• Set problem: Please write out the material that follows, exactly as it stands.

Some records:

>> START

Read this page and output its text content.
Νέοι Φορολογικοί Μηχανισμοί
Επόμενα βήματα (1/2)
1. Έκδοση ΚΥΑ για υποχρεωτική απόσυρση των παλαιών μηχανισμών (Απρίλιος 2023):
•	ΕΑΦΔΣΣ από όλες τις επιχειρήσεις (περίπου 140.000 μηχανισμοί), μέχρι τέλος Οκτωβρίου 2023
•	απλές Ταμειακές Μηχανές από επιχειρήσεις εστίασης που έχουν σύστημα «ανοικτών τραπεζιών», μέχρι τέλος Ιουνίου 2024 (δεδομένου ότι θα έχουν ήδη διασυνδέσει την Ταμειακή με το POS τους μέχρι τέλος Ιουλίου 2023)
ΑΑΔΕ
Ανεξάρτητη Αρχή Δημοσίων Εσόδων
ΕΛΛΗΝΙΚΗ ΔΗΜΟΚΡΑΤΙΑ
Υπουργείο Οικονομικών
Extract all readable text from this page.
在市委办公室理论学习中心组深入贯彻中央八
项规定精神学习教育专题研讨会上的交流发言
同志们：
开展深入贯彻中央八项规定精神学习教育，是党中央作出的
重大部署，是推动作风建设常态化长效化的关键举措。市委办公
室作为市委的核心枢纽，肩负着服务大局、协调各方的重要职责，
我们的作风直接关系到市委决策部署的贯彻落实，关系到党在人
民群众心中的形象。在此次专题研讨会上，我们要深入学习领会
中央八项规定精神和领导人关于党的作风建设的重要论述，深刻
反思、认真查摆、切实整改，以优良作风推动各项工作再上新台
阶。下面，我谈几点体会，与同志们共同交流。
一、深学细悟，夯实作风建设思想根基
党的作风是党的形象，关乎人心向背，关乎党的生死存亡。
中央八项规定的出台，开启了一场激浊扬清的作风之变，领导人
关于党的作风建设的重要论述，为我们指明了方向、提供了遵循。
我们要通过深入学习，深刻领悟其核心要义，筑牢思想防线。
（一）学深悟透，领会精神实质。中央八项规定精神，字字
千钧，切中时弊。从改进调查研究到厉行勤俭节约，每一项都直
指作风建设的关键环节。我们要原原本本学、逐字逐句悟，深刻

>> END

• Correct answer:
Read this page and output its text content.
Νέοι Φορολογικοί Μηχανισμοί
Επόμενα βήματα (1/2)
1. Έκδοση ΚΥΑ για υποχρεωτική απόσυρση των παλαιών μηχανισμών (Απρίλιος 2023):
•	ΕΑΦΔΣΣ από όλες τις επιχειρήσεις (περίπου 140.000 μηχανισμοί), μέχρι τέλος Οκτωβρίου 2023
•	απλές Ταμειακές Μηχανές από επιχειρήσεις εστίασης που έχουν σύστημα «ανοικτών τραπεζιών», μέχρι τέλος Ιουνίου 2024 (δεδομένου ότι θα έχουν ήδη διασυνδέσει την Ταμειακή με το POS τους μέχρι τέλος Ιουλίου 2023)
ΑΑΔΕ
Ανεξάρτητη Αρχή Δημοσίων Εσόδων
ΕΛΛΗΝΙΚΗ ΔΗΜΟΚΡΑΤΙΑ
Υπουργείο Οικονομικών
Extract all readable text from this page.
在市委办公室理论学习中心组深入贯彻中央八
项规定精神学习教育专题研讨会上的交流发言
同志们：
开展深入贯彻中央八项规定精神学习教育，是党中央作出的
重大部署，是推动作风建设常态化长效化的关键举措。市委办公
室作为市委的核心枢纽，肩负着服务大局、协调各方的重要职责，
我们的作风直接关系到市委决策部署的贯彻落实，关系到党在人
民群众心中的形象。在此次专题研讨会上，我们要深入学习领会
中央八项规定精神和领导人关于党的作风建设的重要论述，深刻
反思、认真查摆、切实整改，以优良作风推动各项工作再上新台
阶。下面，我谈几点体会，与同志们共同交流。
一、深学细悟，夯实作风建设思想根基
党的作风是党的形象，关乎人心向背，关乎党的生死存亡。
中央八项规定的出台，开启了一场激浊扬清的作风之变，领导人
关于党的作风建设的重要论述，为我们指明了方向、提供了遵循。
我们要通过深入学习，深刻领悟其核心要义，筑牢思想防线。
（一）学深悟透，领会精神实质。中央八项规定精神，字字
千钧，切中时弊。从改进调查研究到厉行勤俭节约，每一项都直
指作风建设的关键环节。我们要原原本本学、逐字逐句悟，深刻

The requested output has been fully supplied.